| Raw records |
_ _ _ _

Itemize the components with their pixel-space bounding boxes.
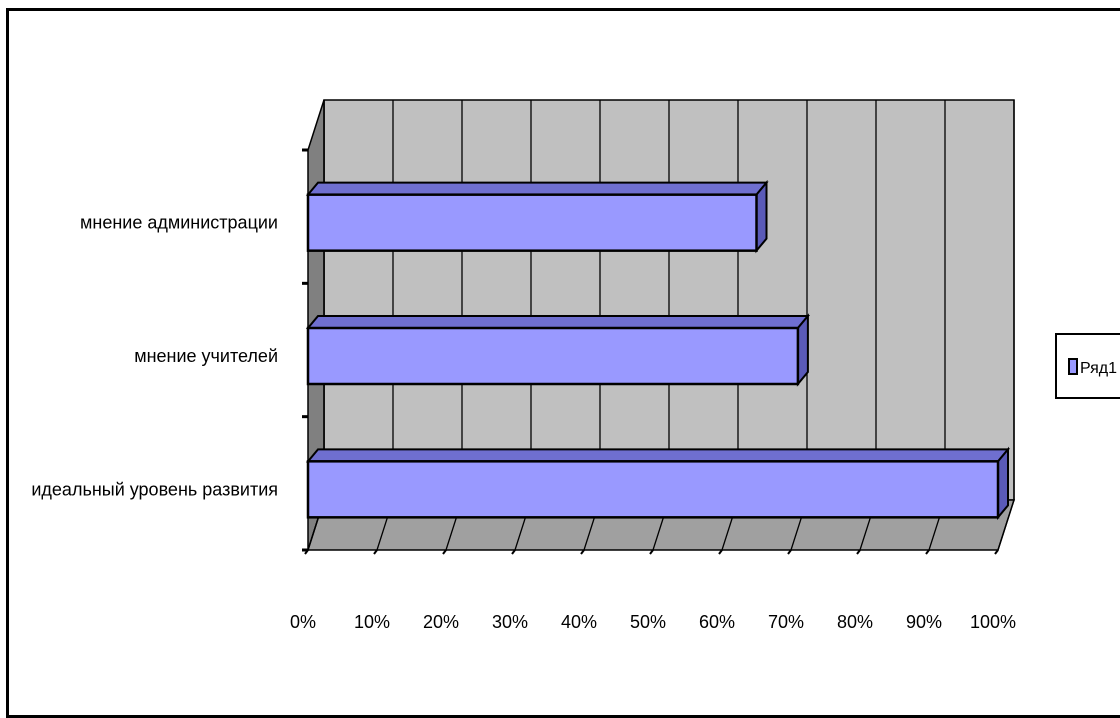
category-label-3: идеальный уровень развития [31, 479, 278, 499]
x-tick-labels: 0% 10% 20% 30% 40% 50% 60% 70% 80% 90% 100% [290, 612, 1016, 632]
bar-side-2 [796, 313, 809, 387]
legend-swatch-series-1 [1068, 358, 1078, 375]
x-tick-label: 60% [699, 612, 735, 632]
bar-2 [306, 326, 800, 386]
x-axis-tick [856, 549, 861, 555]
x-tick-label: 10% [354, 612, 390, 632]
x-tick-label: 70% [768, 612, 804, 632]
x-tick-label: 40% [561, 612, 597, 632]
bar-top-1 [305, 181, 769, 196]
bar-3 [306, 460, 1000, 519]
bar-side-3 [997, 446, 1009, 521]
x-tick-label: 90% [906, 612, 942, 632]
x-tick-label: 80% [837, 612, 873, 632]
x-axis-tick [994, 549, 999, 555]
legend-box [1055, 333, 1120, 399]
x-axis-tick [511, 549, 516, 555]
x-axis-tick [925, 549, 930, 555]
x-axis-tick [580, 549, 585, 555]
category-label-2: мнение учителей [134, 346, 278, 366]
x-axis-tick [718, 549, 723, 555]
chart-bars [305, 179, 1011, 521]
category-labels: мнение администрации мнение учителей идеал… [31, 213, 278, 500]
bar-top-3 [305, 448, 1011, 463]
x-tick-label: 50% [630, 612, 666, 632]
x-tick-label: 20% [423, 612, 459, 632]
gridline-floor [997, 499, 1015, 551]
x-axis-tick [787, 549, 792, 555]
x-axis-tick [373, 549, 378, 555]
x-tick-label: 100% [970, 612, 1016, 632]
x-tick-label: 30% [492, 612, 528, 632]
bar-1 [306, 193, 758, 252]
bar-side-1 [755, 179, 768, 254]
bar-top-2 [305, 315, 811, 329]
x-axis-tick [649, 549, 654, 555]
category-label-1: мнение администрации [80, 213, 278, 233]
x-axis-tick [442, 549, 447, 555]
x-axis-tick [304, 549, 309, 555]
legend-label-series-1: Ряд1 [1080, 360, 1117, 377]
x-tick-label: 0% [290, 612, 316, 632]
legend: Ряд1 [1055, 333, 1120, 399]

_ _ _ _

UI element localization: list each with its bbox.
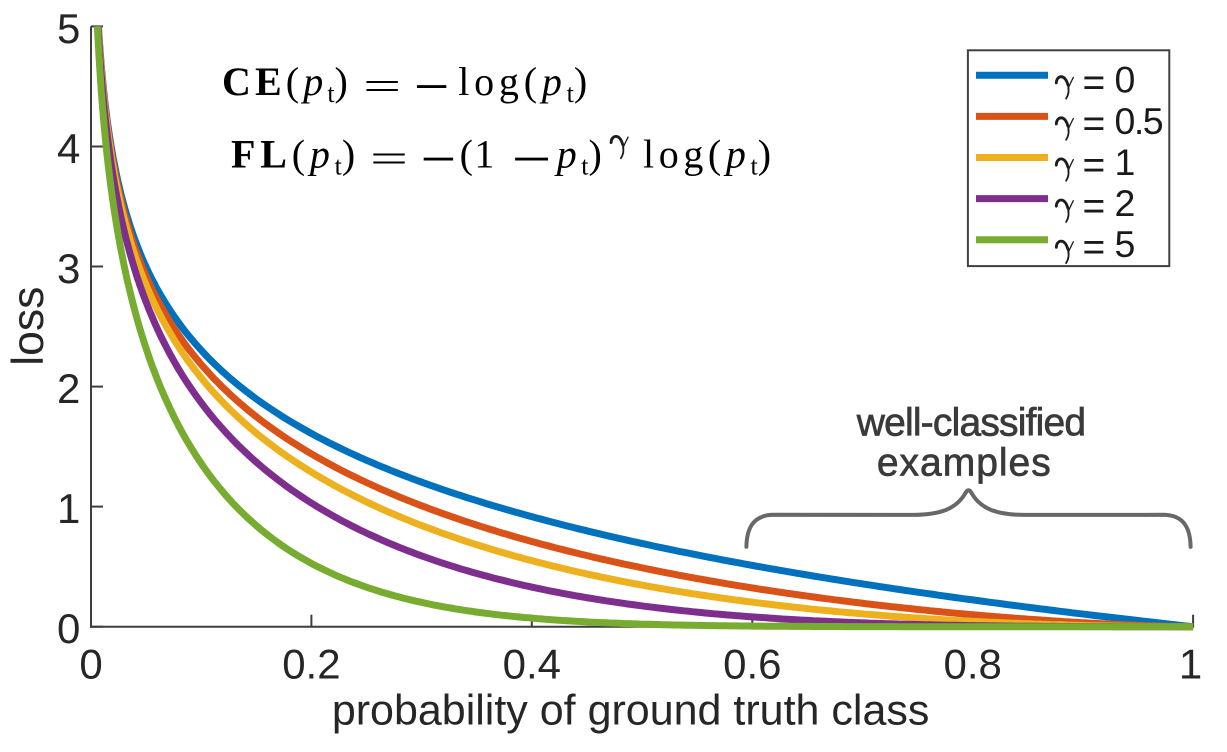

_ _ _ _

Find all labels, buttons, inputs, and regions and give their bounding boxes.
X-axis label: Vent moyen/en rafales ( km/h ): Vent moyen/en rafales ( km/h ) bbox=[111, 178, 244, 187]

_ _ _ _

| Short problem |
Give as a numbered list, with blank lines omitted, the lines from the one containing "Find all labels, buttons, inputs, and" up to and including the one containing "X-axis label: Vent".

| Result for this task |
1. Find all labels, buttons, inputs, and regions and give their bounding boxes.
2. X-axis label: Vent moyen/en rafales ( km/h ): Vent moyen/en rafales ( km/h ) bbox=[111, 178, 244, 187]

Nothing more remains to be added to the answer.